Each line below should be quoted exactly, please.

------ DATA FOR THIS TASK

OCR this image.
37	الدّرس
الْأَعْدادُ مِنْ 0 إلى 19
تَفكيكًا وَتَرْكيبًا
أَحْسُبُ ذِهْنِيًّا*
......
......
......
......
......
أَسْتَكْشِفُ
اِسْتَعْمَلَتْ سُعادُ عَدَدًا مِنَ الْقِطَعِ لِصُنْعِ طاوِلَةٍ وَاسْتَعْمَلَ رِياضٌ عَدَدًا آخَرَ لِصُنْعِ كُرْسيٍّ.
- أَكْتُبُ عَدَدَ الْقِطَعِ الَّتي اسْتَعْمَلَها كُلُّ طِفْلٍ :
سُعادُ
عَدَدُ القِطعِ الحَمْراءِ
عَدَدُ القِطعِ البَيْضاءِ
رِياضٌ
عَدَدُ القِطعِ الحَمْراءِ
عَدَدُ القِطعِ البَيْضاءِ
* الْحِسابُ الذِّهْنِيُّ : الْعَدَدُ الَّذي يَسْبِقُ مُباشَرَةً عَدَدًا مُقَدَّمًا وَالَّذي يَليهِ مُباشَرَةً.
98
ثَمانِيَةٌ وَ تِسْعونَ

------------

# ANSWER IN FULL
OCR this image.
37	الدّرس
الْأَعْدادُ مِنْ 0 إلى 19
تَفكيكًا وَتَرْكيبًا
أَحْسُبُ ذِهْنِيًّا*
......
......
......
......
......
أَسْتَكْشِفُ
اِسْتَعْمَلَتْ سُعادُ عَدَدًا مِنَ الْقِطَعِ لِصُنْعِ طاوِلَةٍ وَاسْتَعْمَلَ رِياضٌ عَدَدًا آخَرَ لِصُنْعِ كُرْسيٍّ.
- أَكْتُبُ عَدَدَ الْقِطَعِ الَّتي اسْتَعْمَلَها كُلُّ طِفْلٍ :
سُعادُ
عَدَدُ القِطعِ الحَمْراءِ
عَدَدُ القِطعِ البَيْضاءِ
رِياضٌ
عَدَدُ القِطعِ الحَمْراءِ
عَدَدُ القِطعِ البَيْضاءِ
* الْحِسابُ الذِّهْنِيُّ : الْعَدَدُ الَّذي يَسْبِقُ مُباشَرَةً عَدَدًا مُقَدَّمًا وَالَّذي يَليهِ مُباشَرَةً.
98
ثَمانِيَةٌ وَ تِسْعونَ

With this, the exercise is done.